═══ Data listing
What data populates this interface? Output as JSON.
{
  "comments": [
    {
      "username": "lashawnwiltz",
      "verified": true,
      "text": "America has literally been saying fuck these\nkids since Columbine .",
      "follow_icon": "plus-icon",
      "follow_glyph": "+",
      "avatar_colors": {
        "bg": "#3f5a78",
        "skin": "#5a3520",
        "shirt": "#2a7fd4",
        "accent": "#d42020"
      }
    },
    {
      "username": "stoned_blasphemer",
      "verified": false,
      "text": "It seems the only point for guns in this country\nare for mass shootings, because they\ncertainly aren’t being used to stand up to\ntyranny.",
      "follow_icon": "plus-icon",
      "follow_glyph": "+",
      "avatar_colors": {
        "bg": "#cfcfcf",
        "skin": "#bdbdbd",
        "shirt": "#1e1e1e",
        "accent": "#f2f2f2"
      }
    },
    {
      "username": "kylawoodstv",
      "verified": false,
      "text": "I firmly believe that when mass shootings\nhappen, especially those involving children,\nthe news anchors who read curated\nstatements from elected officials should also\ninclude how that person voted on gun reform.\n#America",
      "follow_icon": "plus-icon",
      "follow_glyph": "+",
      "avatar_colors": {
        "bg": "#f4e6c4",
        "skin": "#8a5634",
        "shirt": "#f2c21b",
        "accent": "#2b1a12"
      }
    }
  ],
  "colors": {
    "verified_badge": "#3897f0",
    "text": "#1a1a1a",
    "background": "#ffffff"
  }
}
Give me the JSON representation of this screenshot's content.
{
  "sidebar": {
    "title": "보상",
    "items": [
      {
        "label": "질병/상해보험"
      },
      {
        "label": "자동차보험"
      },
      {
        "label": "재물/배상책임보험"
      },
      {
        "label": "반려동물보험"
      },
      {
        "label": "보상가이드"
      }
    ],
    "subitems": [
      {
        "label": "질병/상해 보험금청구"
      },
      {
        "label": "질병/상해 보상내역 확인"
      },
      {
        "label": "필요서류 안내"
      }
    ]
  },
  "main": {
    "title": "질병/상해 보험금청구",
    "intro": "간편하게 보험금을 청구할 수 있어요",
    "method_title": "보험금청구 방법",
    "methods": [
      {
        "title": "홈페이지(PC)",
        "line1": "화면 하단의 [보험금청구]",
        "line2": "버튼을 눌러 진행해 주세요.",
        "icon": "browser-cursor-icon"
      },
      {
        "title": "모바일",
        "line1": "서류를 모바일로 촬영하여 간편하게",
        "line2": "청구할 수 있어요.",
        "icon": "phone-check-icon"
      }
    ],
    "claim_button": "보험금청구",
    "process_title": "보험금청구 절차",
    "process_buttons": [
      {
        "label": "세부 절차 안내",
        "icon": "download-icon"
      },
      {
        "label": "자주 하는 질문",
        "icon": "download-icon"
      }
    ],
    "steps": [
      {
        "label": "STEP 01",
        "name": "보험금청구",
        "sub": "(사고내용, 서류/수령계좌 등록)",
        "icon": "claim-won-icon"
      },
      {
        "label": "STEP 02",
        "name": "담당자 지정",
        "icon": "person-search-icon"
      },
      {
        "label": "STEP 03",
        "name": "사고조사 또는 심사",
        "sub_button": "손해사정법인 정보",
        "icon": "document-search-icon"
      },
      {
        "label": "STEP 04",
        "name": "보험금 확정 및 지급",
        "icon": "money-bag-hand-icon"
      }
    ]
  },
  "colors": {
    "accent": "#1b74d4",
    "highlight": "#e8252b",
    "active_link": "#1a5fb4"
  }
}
══════
Short task | Filter the entries down to the lines with the word "search" in them.

Answer to this exercise |
        "icon": "person-search-icon"
        "icon": "document-search-icon"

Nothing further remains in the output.